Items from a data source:
********************

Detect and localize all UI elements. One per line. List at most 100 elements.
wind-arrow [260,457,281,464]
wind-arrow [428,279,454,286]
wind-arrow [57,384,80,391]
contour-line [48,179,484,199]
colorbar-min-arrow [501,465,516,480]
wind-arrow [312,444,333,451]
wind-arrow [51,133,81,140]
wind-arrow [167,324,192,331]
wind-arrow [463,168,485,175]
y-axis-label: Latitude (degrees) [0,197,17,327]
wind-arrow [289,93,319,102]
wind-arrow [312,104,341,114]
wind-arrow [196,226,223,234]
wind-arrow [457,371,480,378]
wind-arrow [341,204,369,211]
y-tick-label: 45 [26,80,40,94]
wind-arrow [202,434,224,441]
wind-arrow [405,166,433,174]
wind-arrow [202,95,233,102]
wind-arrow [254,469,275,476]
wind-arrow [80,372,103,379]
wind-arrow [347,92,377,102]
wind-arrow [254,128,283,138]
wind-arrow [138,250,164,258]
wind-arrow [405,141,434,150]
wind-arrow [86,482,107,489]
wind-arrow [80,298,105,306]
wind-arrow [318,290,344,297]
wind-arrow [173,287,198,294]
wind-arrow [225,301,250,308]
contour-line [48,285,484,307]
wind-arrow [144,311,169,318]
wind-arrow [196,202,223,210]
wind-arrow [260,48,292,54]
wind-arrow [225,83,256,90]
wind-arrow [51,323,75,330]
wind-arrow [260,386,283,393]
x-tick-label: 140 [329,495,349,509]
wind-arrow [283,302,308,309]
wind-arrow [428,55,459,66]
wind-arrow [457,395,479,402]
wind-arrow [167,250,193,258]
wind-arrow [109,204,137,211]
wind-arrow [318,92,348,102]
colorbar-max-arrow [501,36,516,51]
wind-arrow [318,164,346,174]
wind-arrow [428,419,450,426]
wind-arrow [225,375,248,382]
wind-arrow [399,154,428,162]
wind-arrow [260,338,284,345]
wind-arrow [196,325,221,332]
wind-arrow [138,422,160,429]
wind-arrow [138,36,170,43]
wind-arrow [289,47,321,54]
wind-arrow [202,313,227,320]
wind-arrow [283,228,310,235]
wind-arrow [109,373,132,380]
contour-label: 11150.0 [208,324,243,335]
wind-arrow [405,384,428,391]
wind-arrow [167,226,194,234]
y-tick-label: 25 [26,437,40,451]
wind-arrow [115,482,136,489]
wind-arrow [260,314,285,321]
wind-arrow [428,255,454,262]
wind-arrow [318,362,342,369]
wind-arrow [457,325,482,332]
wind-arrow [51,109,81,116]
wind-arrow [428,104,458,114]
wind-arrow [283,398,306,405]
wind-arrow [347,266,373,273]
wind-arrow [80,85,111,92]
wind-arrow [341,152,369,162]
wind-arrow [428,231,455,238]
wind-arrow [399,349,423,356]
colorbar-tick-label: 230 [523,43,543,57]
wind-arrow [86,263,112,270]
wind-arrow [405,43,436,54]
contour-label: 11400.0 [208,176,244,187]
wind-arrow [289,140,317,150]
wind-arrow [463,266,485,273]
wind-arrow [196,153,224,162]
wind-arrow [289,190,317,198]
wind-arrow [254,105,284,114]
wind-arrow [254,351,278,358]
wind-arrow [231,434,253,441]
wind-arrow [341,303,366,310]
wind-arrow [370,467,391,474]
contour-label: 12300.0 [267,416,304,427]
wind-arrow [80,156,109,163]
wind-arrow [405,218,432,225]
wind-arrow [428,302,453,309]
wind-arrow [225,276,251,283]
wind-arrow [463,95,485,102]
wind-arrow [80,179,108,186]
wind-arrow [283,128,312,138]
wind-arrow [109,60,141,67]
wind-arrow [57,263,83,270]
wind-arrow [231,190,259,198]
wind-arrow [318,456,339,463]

********************

Task instructions:
Copy the lines of the data above verbatim, starting with the first line and stopping after the line that contains "wind-arrow [312,104,341,114]".

Answer to this exercise:
Detect and localize all UI elements. One per line. List at most 100 elements.
wind-arrow [260,457,281,464]
wind-arrow [428,279,454,286]
wind-arrow [57,384,80,391]
contour-line [48,179,484,199]
colorbar-min-arrow [501,465,516,480]
wind-arrow [312,444,333,451]
wind-arrow [51,133,81,140]
wind-arrow [167,324,192,331]
wind-arrow [463,168,485,175]
y-axis-label: Latitude (degrees) [0,197,17,327]
wind-arrow [289,93,319,102]
wind-arrow [312,104,341,114]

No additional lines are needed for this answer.